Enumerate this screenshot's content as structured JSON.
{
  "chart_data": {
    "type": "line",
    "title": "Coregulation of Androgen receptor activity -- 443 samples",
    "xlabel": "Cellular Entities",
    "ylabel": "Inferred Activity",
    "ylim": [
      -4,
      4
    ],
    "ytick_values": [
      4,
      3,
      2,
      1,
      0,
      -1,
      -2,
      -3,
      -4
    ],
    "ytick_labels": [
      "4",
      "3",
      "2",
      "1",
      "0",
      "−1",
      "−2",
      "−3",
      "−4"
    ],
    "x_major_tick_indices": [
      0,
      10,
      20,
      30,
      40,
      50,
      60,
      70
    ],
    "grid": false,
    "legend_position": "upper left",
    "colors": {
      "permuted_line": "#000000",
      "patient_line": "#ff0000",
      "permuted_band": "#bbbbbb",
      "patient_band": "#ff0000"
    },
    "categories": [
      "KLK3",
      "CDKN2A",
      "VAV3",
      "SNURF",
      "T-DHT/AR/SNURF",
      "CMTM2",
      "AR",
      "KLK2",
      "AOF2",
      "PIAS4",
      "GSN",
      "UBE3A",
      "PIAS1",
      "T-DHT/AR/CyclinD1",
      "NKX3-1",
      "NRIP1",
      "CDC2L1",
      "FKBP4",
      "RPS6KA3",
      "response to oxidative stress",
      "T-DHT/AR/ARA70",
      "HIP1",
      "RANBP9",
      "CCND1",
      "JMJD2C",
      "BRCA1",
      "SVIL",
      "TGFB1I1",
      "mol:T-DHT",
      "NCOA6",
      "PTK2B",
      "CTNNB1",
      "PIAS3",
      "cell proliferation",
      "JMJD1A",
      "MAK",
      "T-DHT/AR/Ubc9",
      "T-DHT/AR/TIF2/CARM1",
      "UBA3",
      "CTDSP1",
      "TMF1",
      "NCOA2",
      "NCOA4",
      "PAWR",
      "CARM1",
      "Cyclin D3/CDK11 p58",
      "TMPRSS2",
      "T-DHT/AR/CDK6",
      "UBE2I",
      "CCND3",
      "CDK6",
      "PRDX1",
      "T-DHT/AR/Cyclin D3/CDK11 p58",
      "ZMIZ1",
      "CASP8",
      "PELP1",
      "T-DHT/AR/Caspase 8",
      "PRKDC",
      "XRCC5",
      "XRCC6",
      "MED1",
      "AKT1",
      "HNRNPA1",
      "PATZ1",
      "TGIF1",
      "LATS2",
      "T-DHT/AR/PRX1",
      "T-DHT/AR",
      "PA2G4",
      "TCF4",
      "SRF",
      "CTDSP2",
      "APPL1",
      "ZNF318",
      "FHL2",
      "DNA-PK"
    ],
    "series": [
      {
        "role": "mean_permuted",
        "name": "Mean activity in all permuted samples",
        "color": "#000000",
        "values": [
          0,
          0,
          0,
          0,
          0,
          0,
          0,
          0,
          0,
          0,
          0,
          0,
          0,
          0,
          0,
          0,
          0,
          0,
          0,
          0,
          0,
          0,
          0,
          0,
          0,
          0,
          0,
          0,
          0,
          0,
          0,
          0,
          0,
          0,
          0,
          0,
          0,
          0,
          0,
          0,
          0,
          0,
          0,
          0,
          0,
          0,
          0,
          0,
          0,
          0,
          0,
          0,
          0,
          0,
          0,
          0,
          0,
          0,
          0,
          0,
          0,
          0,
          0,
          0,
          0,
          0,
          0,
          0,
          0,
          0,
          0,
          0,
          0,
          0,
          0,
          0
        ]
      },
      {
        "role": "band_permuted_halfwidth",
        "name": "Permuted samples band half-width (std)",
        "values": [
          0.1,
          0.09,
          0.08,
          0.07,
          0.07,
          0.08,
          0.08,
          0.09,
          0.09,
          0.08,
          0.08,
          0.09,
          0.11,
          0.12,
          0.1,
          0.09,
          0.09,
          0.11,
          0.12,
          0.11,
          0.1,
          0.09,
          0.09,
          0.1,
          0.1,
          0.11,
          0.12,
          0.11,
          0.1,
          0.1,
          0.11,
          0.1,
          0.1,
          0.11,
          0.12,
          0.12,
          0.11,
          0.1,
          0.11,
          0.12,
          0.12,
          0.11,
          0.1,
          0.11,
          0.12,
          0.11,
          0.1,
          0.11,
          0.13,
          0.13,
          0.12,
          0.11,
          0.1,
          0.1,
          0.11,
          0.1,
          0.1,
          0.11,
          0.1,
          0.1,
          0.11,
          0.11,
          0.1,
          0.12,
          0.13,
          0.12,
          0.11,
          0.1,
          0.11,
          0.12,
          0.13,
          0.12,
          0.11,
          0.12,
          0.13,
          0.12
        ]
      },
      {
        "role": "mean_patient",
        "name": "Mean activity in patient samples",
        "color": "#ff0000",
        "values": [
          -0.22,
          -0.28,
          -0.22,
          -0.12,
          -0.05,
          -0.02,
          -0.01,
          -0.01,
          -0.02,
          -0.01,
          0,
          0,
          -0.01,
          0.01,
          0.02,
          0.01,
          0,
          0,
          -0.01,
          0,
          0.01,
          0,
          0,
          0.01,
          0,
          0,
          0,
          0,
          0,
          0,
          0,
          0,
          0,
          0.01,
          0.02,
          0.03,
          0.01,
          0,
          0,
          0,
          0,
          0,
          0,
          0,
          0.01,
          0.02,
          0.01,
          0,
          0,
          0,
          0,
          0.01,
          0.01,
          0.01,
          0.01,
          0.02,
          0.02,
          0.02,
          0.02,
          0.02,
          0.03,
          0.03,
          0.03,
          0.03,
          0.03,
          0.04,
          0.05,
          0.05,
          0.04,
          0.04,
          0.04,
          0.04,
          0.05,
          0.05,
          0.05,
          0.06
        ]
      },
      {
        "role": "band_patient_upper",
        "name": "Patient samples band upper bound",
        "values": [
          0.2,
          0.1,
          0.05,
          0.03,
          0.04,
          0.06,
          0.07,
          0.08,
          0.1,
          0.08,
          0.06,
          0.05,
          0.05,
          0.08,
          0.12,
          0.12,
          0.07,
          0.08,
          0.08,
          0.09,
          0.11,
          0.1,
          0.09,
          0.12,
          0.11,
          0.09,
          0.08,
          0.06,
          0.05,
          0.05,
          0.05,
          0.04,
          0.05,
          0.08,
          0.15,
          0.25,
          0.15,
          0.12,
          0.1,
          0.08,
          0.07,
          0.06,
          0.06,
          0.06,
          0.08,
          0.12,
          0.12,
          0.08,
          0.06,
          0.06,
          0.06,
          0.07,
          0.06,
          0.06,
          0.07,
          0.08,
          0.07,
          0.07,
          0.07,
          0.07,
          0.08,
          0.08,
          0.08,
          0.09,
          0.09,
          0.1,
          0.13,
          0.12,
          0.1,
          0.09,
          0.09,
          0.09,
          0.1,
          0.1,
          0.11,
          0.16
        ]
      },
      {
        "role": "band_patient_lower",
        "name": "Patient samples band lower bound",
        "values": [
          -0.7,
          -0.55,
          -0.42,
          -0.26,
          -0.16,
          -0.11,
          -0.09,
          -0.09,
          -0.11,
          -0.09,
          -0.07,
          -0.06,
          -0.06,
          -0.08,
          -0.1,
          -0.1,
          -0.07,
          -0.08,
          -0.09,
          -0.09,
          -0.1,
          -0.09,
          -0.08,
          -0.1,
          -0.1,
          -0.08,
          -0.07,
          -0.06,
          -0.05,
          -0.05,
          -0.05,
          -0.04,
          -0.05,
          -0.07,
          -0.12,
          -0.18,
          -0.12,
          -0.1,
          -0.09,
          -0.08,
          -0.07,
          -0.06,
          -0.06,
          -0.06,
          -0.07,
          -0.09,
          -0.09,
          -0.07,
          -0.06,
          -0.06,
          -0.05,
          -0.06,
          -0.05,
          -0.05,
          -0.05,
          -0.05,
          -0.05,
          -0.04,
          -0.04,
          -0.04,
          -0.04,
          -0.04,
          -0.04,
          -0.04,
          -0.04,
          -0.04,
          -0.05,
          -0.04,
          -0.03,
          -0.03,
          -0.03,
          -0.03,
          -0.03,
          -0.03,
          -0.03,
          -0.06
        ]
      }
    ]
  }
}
------------------------------------
### AIM OF THE TASK
Identify and list each line with the word "bound".

### FINAL RESULT
        "name": "Patient samples band upper bound",
        "name": "Patient samples band lower bound",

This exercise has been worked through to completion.